SET EXERCISE -
For each line below that contains the string "Hydroxysebacic", copy that line.

ITEMS start

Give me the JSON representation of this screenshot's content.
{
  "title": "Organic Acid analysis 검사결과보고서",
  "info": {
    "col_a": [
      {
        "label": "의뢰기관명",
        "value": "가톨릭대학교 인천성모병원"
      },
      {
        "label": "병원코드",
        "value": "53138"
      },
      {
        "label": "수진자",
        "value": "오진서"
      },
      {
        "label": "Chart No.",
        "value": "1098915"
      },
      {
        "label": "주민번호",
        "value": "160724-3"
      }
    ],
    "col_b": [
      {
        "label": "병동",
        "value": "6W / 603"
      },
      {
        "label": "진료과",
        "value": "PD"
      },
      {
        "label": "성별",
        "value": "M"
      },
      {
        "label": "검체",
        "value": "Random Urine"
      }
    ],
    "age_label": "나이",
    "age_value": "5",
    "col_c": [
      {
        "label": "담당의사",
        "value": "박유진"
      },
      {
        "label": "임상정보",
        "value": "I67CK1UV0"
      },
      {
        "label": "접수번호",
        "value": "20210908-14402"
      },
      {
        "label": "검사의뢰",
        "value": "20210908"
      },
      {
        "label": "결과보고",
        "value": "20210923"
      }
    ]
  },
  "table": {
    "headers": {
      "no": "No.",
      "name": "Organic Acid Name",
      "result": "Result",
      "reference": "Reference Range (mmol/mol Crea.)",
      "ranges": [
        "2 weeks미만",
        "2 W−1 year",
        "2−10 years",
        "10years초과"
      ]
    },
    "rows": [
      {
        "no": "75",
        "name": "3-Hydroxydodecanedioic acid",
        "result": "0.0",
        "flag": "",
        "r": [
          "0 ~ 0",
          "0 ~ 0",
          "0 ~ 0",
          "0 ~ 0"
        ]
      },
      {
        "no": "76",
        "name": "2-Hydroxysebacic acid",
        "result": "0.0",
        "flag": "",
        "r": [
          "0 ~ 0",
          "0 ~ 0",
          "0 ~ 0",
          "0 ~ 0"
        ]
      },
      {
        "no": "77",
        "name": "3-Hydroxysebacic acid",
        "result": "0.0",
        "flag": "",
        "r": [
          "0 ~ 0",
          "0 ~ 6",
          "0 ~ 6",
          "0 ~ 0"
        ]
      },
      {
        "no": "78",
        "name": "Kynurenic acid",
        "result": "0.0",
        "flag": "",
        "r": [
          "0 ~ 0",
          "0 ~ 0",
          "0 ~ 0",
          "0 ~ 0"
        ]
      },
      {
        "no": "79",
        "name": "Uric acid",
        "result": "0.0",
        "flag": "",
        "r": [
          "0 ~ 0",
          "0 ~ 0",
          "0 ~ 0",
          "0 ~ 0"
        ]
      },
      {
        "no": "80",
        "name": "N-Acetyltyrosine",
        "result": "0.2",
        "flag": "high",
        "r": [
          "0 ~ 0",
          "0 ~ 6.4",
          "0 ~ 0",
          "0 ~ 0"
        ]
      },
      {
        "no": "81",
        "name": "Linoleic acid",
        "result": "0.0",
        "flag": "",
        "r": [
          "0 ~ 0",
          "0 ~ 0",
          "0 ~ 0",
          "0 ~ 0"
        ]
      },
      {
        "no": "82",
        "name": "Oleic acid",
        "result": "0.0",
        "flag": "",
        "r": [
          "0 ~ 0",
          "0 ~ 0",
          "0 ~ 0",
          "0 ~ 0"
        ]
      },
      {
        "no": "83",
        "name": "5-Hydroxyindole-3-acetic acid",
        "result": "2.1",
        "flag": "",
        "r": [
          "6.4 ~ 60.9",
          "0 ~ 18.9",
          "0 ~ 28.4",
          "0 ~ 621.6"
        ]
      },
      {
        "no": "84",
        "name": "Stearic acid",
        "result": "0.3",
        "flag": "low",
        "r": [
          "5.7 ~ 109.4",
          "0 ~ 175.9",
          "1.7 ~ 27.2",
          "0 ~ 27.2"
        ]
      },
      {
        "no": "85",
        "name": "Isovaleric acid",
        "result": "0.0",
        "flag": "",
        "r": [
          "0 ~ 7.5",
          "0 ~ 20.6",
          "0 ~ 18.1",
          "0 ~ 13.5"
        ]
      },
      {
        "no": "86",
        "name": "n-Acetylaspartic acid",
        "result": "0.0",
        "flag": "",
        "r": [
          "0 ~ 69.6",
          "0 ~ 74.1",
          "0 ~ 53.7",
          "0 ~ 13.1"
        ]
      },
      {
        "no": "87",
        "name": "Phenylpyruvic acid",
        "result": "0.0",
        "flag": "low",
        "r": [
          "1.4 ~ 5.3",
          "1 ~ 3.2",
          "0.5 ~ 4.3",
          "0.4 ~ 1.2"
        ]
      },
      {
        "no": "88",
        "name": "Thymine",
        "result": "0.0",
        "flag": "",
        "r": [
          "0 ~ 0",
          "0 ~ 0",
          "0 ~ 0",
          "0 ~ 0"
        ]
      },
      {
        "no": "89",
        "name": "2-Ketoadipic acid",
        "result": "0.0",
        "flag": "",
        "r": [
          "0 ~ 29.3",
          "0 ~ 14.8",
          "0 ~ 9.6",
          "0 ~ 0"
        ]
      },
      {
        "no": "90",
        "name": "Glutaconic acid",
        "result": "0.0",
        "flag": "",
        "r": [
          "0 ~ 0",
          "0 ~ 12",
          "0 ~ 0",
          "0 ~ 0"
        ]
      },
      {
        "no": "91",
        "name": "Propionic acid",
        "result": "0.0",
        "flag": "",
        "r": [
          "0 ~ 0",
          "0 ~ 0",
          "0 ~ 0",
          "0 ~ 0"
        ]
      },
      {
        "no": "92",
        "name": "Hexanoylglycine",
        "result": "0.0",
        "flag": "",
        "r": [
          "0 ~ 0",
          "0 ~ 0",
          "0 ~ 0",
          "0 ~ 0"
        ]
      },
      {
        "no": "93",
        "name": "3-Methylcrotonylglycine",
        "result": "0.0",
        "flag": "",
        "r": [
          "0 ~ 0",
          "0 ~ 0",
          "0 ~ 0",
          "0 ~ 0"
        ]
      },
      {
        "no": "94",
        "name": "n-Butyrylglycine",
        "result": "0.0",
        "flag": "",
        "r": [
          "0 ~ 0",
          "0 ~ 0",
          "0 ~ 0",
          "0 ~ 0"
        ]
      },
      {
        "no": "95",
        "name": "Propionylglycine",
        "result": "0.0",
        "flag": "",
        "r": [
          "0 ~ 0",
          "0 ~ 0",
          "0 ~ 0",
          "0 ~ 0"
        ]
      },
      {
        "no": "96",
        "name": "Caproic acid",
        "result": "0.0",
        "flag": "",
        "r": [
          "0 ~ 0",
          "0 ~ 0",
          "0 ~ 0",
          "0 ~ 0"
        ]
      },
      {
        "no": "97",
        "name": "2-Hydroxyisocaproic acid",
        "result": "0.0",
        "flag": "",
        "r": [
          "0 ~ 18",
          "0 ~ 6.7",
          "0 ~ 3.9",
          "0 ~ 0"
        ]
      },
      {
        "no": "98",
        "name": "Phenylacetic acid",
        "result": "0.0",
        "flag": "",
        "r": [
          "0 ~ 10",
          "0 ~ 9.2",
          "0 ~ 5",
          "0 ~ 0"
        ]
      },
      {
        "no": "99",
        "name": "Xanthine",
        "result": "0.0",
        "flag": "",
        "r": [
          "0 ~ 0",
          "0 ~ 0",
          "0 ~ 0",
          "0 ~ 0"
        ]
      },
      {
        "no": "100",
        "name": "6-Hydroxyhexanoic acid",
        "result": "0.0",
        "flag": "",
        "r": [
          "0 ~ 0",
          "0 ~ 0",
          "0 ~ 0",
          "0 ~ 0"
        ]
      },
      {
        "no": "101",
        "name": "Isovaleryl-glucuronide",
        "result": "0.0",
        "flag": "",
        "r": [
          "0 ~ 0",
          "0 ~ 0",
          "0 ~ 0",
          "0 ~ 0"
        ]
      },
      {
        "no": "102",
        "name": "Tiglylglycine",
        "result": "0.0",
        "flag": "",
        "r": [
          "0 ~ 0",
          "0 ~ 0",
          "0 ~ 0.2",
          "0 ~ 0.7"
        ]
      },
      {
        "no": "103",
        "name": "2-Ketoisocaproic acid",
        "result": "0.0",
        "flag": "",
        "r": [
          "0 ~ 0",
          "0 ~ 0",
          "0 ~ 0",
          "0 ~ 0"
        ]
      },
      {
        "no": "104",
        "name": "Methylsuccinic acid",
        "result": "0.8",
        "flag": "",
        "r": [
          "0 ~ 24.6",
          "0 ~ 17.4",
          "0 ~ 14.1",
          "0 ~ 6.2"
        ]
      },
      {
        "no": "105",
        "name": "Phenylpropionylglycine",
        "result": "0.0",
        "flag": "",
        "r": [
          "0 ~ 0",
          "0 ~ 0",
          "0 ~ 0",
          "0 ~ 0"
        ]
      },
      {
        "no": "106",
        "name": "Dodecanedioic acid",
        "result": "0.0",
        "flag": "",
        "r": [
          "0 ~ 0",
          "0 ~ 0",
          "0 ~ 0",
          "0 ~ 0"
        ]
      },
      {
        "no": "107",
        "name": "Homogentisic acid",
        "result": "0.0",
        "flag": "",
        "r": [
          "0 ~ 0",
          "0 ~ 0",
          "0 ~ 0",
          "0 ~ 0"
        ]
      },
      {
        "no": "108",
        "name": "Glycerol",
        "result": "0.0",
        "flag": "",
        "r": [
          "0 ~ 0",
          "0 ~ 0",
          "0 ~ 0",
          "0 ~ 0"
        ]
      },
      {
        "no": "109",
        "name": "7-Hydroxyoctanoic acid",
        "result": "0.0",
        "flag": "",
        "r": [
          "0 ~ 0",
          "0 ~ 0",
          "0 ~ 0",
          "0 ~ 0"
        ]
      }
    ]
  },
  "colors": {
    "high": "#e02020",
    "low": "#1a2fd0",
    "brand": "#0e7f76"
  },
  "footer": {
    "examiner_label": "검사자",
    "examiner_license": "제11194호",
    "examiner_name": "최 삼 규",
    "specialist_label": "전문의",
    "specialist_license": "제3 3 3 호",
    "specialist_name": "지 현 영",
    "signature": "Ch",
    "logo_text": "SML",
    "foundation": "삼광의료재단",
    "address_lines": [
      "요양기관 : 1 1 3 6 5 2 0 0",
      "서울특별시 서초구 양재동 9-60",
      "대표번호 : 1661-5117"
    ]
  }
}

ITEMS end

SOLUTION TO THE EXERCISE -
        "name": "2-Hydroxysebacic acid",
        "name": "3-Hydroxysebacic acid",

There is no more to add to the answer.